What you have to do
Your task is to transcribe the records exactly, skipping every image.

(Collected data entries)
○ ○ ○ ○
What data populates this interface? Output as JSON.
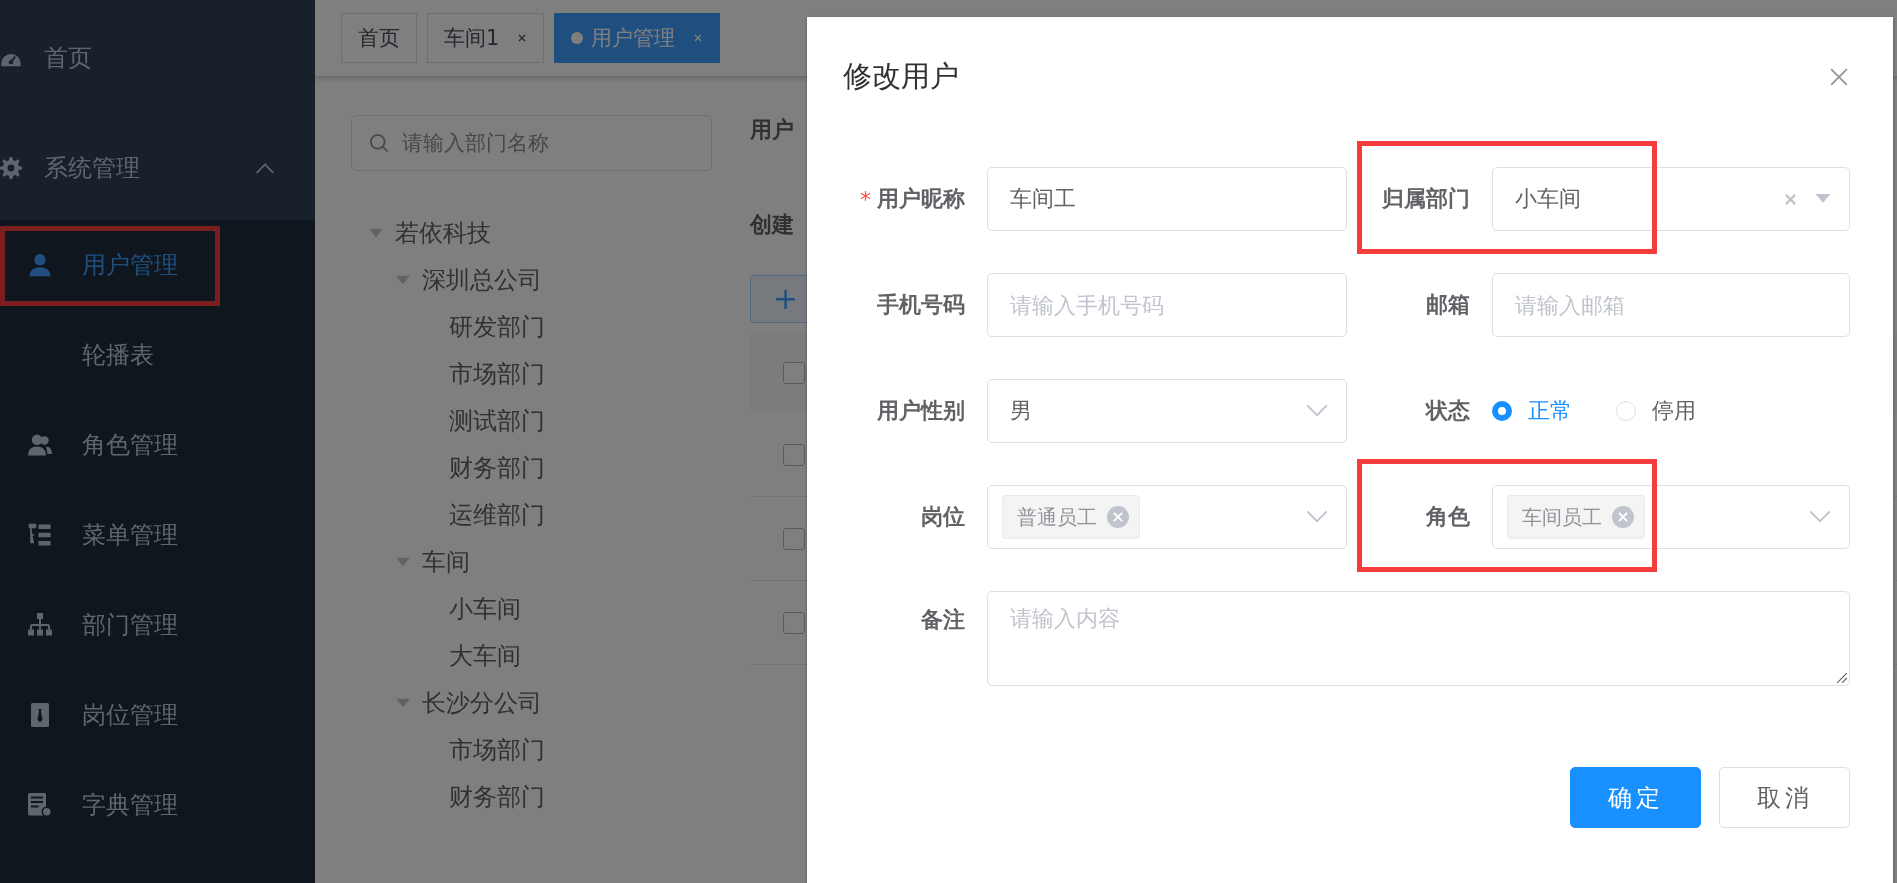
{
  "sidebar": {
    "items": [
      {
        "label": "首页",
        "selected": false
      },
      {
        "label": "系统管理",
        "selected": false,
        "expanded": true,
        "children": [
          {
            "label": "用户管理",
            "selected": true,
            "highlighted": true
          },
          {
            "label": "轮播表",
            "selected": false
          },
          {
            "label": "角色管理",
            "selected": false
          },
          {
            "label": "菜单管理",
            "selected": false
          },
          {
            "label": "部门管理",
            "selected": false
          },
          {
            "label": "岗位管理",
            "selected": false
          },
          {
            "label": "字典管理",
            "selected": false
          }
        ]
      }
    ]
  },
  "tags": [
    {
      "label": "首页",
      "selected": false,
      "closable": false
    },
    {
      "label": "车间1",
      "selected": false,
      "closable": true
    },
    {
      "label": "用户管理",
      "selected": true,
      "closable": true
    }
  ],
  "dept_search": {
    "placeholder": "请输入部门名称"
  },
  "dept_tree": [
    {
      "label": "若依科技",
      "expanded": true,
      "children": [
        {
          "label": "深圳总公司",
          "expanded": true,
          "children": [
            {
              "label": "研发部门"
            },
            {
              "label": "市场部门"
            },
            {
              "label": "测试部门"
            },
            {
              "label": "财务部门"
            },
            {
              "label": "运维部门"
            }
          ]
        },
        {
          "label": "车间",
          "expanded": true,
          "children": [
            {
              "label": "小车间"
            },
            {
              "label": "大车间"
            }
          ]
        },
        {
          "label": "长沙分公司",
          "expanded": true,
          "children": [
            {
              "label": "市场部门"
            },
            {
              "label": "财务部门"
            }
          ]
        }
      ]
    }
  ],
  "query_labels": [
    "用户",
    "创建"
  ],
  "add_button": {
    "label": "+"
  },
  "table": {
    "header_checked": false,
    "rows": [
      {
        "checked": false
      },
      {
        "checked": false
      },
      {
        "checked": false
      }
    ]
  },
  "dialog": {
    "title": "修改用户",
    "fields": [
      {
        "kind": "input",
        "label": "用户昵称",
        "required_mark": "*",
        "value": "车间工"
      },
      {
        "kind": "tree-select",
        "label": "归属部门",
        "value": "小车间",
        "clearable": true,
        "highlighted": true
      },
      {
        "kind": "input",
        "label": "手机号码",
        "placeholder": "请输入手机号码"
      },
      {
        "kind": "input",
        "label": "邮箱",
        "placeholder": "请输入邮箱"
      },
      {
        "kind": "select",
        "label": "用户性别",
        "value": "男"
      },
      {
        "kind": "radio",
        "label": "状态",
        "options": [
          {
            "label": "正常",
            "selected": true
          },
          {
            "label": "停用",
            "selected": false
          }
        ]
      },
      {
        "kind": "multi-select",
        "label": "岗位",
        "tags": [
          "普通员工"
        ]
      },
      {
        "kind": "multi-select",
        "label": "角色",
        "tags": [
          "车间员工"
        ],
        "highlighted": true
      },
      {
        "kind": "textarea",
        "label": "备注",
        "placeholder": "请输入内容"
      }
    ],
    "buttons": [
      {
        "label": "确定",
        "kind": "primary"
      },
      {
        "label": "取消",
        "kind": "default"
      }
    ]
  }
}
○ ○ ○ ○
Result of the task
What data populates this interface? Output as JSON.
{
  "sidebar": {
    "items": [
      {
        "label": "首页",
        "selected": false
      },
      {
        "label": "系统管理",
        "selected": false,
        "expanded": true,
        "children": [
          {
            "label": "用户管理",
            "selected": true,
            "highlighted": true
          },
          {
            "label": "轮播表",
            "selected": false
          },
          {
            "label": "角色管理",
            "selected": false
          },
          {
            "label": "菜单管理",
            "selected": false
          },
          {
            "label": "部门管理",
            "selected": false
          },
          {
            "label": "岗位管理",
            "selected": false
          },
          {
            "label": "字典管理",
            "selected": false
          }
        ]
      }
    ]
  },
  "tags": [
    {
      "label": "首页",
      "selected": false,
      "closable": false
    },
    {
      "label": "车间1",
      "selected": false,
      "closable": true
    },
    {
      "label": "用户管理",
      "selected": true,
      "closable": true
    }
  ],
  "dept_search": {
    "placeholder": "请输入部门名称"
  },
  "dept_tree": [
    {
      "label": "若依科技",
      "expanded": true,
      "children": [
        {
          "label": "深圳总公司",
          "expanded": true,
          "children": [
            {
              "label": "研发部门"
            },
            {
              "label": "市场部门"
            },
            {
              "label": "测试部门"
            },
            {
              "label": "财务部门"
            },
            {
              "label": "运维部门"
            }
          ]
        },
        {
          "label": "车间",
          "expanded": true,
          "children": [
            {
              "label": "小车间"
            },
            {
              "label": "大车间"
            }
          ]
        },
        {
          "label": "长沙分公司",
          "expanded": true,
          "children": [
            {
              "label": "市场部门"
            },
            {
              "label": "财务部门"
            }
          ]
        }
      ]
    }
  ],
  "query_labels": [
    "用户",
    "创建"
  ],
  "add_button": {
    "label": "+"
  },
  "table": {
    "header_checked": false,
    "rows": [
      {
        "checked": false
      },
      {
        "checked": false
      },
      {
        "checked": false
      }
    ]
  },
  "dialog": {
    "title": "修改用户",
    "fields": [
      {
        "kind": "input",
        "label": "用户昵称",
        "required_mark": "*",
        "value": "车间工"
      },
      {
        "kind": "tree-select",
        "label": "归属部门",
        "value": "小车间",
        "clearable": true,
        "highlighted": true
      },
      {
        "kind": "input",
        "label": "手机号码",
        "placeholder": "请输入手机号码"
      },
      {
        "kind": "input",
        "label": "邮箱",
        "placeholder": "请输入邮箱"
      },
      {
        "kind": "select",
        "label": "用户性别",
        "value": "男"
      },
      {
        "kind": "radio",
        "label": "状态",
        "options": [
          {
            "label": "正常",
            "selected": true
          },
          {
            "label": "停用",
            "selected": false
          }
        ]
      },
      {
        "kind": "multi-select",
        "label": "岗位",
        "tags": [
          "普通员工"
        ]
      },
      {
        "kind": "multi-select",
        "label": "角色",
        "tags": [
          "车间员工"
        ],
        "highlighted": true
      },
      {
        "kind": "textarea",
        "label": "备注",
        "placeholder": "请输入内容"
      }
    ],
    "buttons": [
      {
        "label": "确定",
        "kind": "primary"
      },
      {
        "label": "取消",
        "kind": "default"
      }
    ]
  }
}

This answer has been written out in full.